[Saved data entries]
########
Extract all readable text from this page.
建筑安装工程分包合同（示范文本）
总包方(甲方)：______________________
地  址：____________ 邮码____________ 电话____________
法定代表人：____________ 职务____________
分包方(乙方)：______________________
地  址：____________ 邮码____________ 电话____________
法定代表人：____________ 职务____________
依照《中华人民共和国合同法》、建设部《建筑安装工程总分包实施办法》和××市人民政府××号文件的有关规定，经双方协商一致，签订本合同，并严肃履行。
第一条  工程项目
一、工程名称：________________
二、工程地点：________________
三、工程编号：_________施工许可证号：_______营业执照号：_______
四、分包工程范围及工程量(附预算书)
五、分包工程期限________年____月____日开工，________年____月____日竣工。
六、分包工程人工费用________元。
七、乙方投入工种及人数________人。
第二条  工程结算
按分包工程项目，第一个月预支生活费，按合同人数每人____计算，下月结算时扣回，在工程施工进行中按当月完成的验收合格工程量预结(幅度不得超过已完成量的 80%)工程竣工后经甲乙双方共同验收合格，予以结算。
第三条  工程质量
########
■ INSTRUCTION: Return the full listing, character for character.

■ TASK RESULT:
Extract all readable text from this page.
建筑安装工程分包合同（示范文本）
总包方(甲方)：______________________
地  址：____________ 邮码____________ 电话____________
法定代表人：____________ 职务____________
分包方(乙方)：______________________
地  址：____________ 邮码____________ 电话____________
法定代表人：____________ 职务____________
依照《中华人民共和国合同法》、建设部《建筑安装工程总分包实施办法》和××市人民政府××号文件的有关规定，经双方协商一致，签订本合同，并严肃履行。
第一条  工程项目
一、工程名称：________________
二、工程地点：________________
三、工程编号：_________施工许可证号：_______营业执照号：_______
四、分包工程范围及工程量(附预算书)
五、分包工程期限________年____月____日开工，________年____月____日竣工。
六、分包工程人工费用________元。
七、乙方投入工种及人数________人。
第二条  工程结算
按分包工程项目，第一个月预支生活费，按合同人数每人____计算，下月结算时扣回，在工程施工进行中按当月完成的验收合格工程量预结(幅度不得超过已完成量的 80%)工程竣工后经甲乙双方共同验收合格，予以结算。
第三条  工程质量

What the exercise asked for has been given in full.